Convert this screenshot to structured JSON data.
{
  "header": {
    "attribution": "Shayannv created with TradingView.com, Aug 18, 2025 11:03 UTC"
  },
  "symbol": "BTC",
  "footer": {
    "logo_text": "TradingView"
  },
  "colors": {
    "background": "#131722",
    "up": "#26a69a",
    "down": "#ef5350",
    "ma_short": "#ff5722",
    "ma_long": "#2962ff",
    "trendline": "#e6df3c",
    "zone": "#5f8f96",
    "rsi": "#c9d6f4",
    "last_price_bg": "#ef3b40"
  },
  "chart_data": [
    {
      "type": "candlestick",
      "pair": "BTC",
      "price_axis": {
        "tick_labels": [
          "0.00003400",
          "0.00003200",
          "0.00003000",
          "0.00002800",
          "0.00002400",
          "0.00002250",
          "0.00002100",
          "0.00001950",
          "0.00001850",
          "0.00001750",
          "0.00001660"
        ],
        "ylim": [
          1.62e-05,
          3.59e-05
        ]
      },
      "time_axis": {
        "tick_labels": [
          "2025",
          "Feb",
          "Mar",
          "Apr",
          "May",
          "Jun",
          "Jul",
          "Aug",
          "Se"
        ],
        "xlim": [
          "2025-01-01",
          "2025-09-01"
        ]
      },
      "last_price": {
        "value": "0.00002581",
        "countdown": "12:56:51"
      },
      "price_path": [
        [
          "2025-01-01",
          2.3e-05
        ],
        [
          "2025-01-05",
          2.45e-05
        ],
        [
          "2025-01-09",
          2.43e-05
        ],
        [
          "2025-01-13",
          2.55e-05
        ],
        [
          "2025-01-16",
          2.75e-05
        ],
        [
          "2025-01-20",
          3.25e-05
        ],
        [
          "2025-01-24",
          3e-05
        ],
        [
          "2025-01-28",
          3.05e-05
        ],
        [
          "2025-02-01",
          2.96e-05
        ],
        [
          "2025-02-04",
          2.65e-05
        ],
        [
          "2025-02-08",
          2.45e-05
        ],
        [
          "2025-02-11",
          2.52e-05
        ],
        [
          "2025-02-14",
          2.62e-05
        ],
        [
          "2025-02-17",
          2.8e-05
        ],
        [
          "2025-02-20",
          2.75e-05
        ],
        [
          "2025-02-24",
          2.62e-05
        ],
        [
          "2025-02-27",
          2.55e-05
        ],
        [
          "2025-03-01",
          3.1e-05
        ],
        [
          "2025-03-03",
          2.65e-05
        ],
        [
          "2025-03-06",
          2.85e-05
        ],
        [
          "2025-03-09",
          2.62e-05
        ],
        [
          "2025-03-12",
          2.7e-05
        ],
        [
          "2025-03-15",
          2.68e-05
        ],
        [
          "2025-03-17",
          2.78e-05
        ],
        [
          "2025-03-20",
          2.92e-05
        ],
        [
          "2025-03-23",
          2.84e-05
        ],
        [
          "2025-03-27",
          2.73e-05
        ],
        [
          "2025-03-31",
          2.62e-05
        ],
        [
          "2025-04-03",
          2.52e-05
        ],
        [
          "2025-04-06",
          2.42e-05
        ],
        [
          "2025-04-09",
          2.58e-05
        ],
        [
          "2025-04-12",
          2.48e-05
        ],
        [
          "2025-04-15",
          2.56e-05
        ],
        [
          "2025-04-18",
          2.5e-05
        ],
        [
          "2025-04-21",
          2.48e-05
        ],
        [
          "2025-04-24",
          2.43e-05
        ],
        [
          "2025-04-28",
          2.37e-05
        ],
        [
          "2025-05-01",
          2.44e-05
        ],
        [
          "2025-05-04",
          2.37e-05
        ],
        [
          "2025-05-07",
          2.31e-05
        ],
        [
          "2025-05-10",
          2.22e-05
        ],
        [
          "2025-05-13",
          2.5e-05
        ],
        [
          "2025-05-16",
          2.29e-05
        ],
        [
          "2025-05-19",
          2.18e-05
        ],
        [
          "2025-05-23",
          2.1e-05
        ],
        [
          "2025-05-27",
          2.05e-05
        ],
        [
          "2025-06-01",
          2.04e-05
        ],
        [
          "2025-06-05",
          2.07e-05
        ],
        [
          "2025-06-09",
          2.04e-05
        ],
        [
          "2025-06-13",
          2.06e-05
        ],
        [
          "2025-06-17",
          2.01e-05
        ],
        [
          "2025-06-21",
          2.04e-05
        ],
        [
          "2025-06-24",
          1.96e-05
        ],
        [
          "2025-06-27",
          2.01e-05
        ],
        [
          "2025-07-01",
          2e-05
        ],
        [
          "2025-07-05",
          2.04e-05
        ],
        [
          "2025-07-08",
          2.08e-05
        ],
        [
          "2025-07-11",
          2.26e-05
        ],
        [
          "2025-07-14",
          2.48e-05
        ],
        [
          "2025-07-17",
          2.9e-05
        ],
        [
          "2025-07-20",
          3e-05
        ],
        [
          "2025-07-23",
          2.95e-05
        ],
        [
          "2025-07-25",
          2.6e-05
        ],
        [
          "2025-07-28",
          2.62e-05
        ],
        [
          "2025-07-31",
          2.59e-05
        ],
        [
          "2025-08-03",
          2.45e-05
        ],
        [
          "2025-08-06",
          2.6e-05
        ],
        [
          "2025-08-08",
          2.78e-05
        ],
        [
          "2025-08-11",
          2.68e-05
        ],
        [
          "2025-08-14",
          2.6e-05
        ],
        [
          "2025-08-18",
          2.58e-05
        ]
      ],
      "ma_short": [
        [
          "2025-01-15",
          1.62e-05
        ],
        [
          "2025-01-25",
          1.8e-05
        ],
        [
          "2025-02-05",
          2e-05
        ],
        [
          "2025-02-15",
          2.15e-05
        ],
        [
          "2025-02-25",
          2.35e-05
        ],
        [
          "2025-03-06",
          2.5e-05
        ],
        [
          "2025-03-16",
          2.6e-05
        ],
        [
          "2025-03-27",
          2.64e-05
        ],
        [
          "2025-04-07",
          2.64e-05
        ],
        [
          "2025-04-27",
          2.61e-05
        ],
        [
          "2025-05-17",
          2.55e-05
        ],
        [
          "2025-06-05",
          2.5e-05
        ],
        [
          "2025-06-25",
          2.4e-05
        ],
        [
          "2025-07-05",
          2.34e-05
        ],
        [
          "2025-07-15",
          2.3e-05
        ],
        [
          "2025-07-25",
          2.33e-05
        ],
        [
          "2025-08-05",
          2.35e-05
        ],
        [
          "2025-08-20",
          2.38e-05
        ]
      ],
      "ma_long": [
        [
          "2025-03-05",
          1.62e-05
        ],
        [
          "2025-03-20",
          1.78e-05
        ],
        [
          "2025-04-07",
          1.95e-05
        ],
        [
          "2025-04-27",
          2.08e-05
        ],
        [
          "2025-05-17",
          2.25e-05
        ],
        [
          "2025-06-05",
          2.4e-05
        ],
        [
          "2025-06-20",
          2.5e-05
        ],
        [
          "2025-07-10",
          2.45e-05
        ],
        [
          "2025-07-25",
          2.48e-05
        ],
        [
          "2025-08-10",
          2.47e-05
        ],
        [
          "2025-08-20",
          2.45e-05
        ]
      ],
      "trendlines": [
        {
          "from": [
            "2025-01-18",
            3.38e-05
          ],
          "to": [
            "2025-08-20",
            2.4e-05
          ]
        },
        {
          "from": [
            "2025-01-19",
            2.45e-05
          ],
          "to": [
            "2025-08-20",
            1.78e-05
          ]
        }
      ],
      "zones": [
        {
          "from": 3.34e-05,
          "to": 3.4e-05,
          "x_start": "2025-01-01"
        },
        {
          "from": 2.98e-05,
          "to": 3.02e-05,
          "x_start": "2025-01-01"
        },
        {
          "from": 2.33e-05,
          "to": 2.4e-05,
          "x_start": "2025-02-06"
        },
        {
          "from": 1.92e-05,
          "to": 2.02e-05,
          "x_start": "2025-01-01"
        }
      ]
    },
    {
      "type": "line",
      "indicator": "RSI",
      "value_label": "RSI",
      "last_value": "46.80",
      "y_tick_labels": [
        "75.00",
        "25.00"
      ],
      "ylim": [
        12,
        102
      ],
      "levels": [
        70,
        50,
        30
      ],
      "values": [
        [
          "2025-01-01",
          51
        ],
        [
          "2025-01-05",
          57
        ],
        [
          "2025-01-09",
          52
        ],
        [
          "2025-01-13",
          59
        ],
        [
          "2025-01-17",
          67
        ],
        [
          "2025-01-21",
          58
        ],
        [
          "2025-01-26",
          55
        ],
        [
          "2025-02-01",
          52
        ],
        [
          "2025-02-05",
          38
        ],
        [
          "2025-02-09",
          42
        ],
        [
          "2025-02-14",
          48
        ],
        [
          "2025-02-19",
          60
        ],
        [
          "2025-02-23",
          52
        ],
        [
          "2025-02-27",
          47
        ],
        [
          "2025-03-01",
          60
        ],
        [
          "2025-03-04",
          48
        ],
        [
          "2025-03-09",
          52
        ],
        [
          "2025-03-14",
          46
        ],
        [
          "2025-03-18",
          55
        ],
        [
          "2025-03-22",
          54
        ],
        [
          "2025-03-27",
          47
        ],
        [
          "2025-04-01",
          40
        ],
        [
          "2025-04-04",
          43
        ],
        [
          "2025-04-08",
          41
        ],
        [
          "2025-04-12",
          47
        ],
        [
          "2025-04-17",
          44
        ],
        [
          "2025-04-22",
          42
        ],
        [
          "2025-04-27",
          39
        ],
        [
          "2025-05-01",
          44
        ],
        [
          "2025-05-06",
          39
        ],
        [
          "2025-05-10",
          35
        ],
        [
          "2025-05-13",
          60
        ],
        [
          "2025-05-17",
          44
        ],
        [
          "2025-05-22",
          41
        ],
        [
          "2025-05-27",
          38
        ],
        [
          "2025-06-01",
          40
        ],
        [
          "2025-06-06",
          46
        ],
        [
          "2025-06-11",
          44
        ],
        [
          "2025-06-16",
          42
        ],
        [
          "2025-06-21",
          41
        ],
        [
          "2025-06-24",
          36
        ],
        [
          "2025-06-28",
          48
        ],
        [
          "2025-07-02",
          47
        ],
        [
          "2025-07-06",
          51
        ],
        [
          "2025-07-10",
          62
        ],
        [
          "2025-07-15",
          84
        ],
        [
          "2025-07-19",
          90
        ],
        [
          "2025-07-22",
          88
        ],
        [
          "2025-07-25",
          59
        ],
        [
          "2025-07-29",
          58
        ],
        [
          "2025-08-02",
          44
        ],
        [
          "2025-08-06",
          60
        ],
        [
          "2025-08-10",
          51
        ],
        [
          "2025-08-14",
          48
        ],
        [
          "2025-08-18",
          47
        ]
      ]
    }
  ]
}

Given instruction: Copy, from the material above, each line in which the string "TradingView" occurs.

Answer to this exercise:
    "attribution": "Shayannv created with TradingView.com, Aug 18, 2025 11:03 UTC"
    "logo_text": "TradingView"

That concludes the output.